* [What you are asked to do]
Copy out lines with the word "text" from the material that follows.

Rows from a dataset:
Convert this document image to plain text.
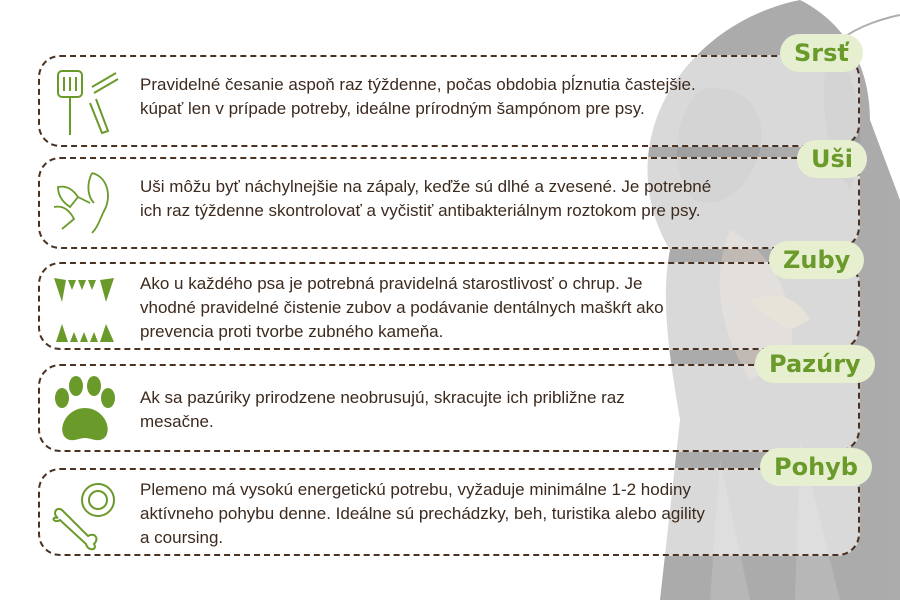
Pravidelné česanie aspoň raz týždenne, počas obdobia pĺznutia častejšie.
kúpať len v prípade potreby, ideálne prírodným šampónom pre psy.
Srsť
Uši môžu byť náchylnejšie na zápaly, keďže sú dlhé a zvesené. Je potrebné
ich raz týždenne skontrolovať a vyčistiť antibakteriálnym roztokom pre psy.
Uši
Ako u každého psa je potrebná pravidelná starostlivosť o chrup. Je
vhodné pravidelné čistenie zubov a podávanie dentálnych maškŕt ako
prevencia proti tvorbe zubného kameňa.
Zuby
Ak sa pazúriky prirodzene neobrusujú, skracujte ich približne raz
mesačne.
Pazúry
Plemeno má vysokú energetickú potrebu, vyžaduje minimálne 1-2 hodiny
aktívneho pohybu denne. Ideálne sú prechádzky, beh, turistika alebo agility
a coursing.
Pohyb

* * *

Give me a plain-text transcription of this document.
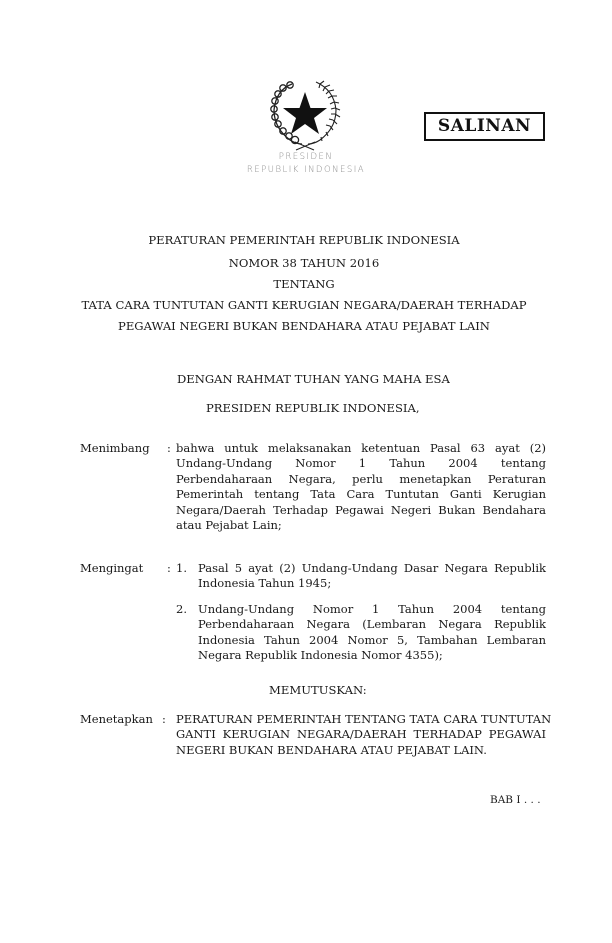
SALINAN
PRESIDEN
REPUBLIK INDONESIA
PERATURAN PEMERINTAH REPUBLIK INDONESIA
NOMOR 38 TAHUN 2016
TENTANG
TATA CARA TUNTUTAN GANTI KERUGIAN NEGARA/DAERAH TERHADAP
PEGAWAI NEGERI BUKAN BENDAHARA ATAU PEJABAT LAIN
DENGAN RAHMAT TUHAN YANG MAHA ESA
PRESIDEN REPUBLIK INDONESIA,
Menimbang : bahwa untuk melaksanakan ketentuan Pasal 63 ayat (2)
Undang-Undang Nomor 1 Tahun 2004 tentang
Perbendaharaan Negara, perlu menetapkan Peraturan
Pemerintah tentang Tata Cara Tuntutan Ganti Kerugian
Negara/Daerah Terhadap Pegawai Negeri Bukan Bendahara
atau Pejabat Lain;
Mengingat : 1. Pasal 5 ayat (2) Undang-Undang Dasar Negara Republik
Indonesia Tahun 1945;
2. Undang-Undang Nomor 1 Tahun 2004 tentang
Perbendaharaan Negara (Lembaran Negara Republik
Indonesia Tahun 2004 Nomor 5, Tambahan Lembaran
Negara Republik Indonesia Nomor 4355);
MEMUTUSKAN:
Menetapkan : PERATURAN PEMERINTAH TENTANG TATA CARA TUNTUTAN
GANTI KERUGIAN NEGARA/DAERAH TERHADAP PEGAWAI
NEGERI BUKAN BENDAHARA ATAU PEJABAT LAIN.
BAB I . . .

* [Result of the exercise]
Convert this document image to plain text.
Give me a plain-text transcription of this document.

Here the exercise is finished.